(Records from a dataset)
START
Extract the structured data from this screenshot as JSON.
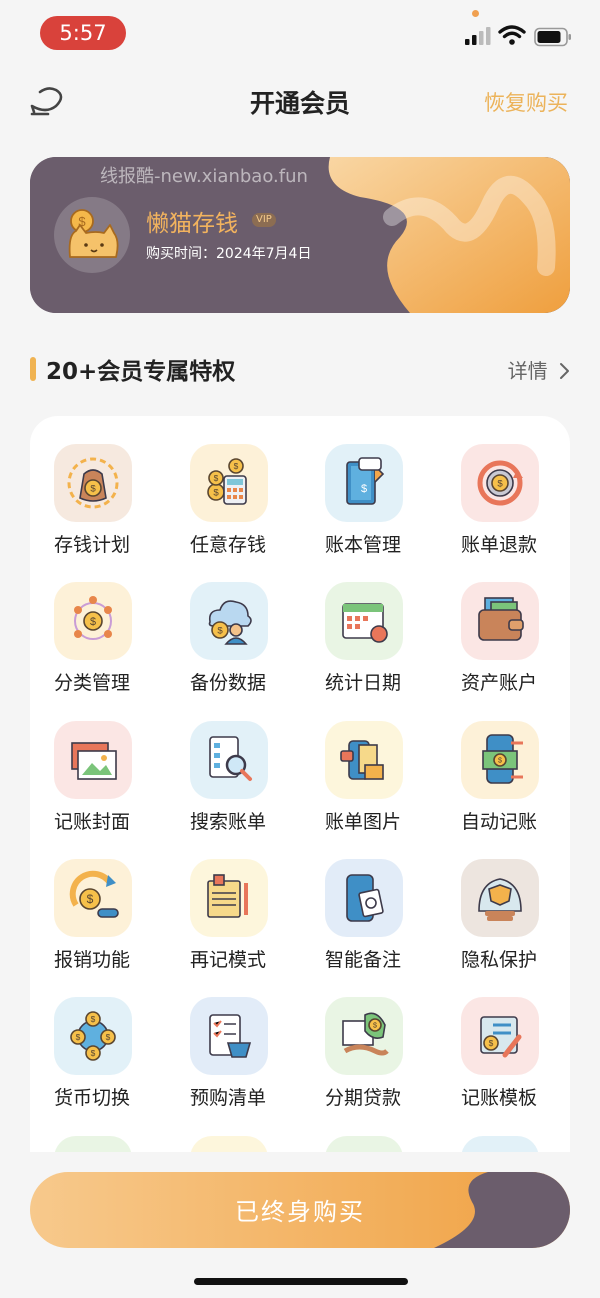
{
  "status_bar": {
    "time": "5:57"
  },
  "nav": {
    "title": "开通会员",
    "restore_label": "恢复购买"
  },
  "member_card": {
    "watermark": "线报酷-new.xianbao.fun",
    "name": "懒猫存钱",
    "vip_badge": "VIP",
    "purchase_time": "购买时间：2024年7月4日"
  },
  "section": {
    "title": "20+会员专属特权",
    "details_label": "详情"
  },
  "features": [
    {
      "label": "存钱计划",
      "icon": "money-bag-icon",
      "bg": "#f6e9df"
    },
    {
      "label": "任意存钱",
      "icon": "coins-calculator-icon",
      "bg": "#fdf1d8"
    },
    {
      "label": "账本管理",
      "icon": "ledger-book-icon",
      "bg": "#e2f1f8"
    },
    {
      "label": "账单退款",
      "icon": "refund-cycle-icon",
      "bg": "#fbe6e4"
    },
    {
      "label": "分类管理",
      "icon": "category-network-icon",
      "bg": "#fdf1d8"
    },
    {
      "label": "备份数据",
      "icon": "cloud-backup-icon",
      "bg": "#e2f1f8"
    },
    {
      "label": "统计日期",
      "icon": "calendar-stats-icon",
      "bg": "#e9f5e4"
    },
    {
      "label": "资产账户",
      "icon": "wallet-icon",
      "bg": "#fbe6e4"
    },
    {
      "label": "记账封面",
      "icon": "picture-cover-icon",
      "bg": "#fbe6e4"
    },
    {
      "label": "搜索账单",
      "icon": "search-document-icon",
      "bg": "#e2f1f8"
    },
    {
      "label": "账单图片",
      "icon": "receipt-photo-icon",
      "bg": "#fdf6dc"
    },
    {
      "label": "自动记账",
      "icon": "phone-transfer-icon",
      "bg": "#fdf1d8"
    },
    {
      "label": "报销功能",
      "icon": "reimburse-icon",
      "bg": "#fdf1d8"
    },
    {
      "label": "再记模式",
      "icon": "notes-pencil-icon",
      "bg": "#fdf6dc"
    },
    {
      "label": "智能备注",
      "icon": "smart-note-icon",
      "bg": "#e2ecf8"
    },
    {
      "label": "隐私保护",
      "icon": "privacy-shield-icon",
      "bg": "#ede5df"
    },
    {
      "label": "货币切换",
      "icon": "currency-exchange-icon",
      "bg": "#e2f1f8"
    },
    {
      "label": "预购清单",
      "icon": "shopping-list-icon",
      "bg": "#e2ecf8"
    },
    {
      "label": "分期贷款",
      "icon": "installment-loan-icon",
      "bg": "#e9f5e4"
    },
    {
      "label": "记账模板",
      "icon": "template-pen-icon",
      "bg": "#fbe6e4"
    }
  ],
  "partial_row_bgs": [
    "#e9f5e4",
    "#fdf6dc",
    "#e9f5e4",
    "#e2f1f8"
  ],
  "bottom": {
    "buy_label": "已终身购买"
  },
  "colors": {
    "accent": "#f0a54a",
    "card_dark": "#6b5d6c",
    "restore_text": "#ecb35a",
    "status_pill": "#d9423b"
  }
}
END
# EXERCISE DESCRIPTION
Reproduce each entry verbatim, excluding any embedded images.

# TASK SOLUTION
Extract the structured data from this screenshot as JSON.
{
  "status_bar": {
    "time": "5:57"
  },
  "nav": {
    "title": "开通会员",
    "restore_label": "恢复购买"
  },
  "member_card": {
    "watermark": "线报酷-new.xianbao.fun",
    "name": "懒猫存钱",
    "vip_badge": "VIP",
    "purchase_time": "购买时间：2024年7月4日"
  },
  "section": {
    "title": "20+会员专属特权",
    "details_label": "详情"
  },
  "features": [
    {
      "label": "存钱计划",
      "icon": "money-bag-icon",
      "bg": "#f6e9df"
    },
    {
      "label": "任意存钱",
      "icon": "coins-calculator-icon",
      "bg": "#fdf1d8"
    },
    {
      "label": "账本管理",
      "icon": "ledger-book-icon",
      "bg": "#e2f1f8"
    },
    {
      "label": "账单退款",
      "icon": "refund-cycle-icon",
      "bg": "#fbe6e4"
    },
    {
      "label": "分类管理",
      "icon": "category-network-icon",
      "bg": "#fdf1d8"
    },
    {
      "label": "备份数据",
      "icon": "cloud-backup-icon",
      "bg": "#e2f1f8"
    },
    {
      "label": "统计日期",
      "icon": "calendar-stats-icon",
      "bg": "#e9f5e4"
    },
    {
      "label": "资产账户",
      "icon": "wallet-icon",
      "bg": "#fbe6e4"
    },
    {
      "label": "记账封面",
      "icon": "picture-cover-icon",
      "bg": "#fbe6e4"
    },
    {
      "label": "搜索账单",
      "icon": "search-document-icon",
      "bg": "#e2f1f8"
    },
    {
      "label": "账单图片",
      "icon": "receipt-photo-icon",
      "bg": "#fdf6dc"
    },
    {
      "label": "自动记账",
      "icon": "phone-transfer-icon",
      "bg": "#fdf1d8"
    },
    {
      "label": "报销功能",
      "icon": "reimburse-icon",
      "bg": "#fdf1d8"
    },
    {
      "label": "再记模式",
      "icon": "notes-pencil-icon",
      "bg": "#fdf6dc"
    },
    {
      "label": "智能备注",
      "icon": "smart-note-icon",
      "bg": "#e2ecf8"
    },
    {
      "label": "隐私保护",
      "icon": "privacy-shield-icon",
      "bg": "#ede5df"
    },
    {
      "label": "货币切换",
      "icon": "currency-exchange-icon",
      "bg": "#e2f1f8"
    },
    {
      "label": "预购清单",
      "icon": "shopping-list-icon",
      "bg": "#e2ecf8"
    },
    {
      "label": "分期贷款",
      "icon": "installment-loan-icon",
      "bg": "#e9f5e4"
    },
    {
      "label": "记账模板",
      "icon": "template-pen-icon",
      "bg": "#fbe6e4"
    }
  ],
  "partial_row_bgs": [
    "#e9f5e4",
    "#fdf6dc",
    "#e9f5e4",
    "#e2f1f8"
  ],
  "bottom": {
    "buy_label": "已终身购买"
  },
  "colors": {
    "accent": "#f0a54a",
    "card_dark": "#6b5d6c",
    "restore_text": "#ecb35a",
    "status_pill": "#d9423b"
  }
}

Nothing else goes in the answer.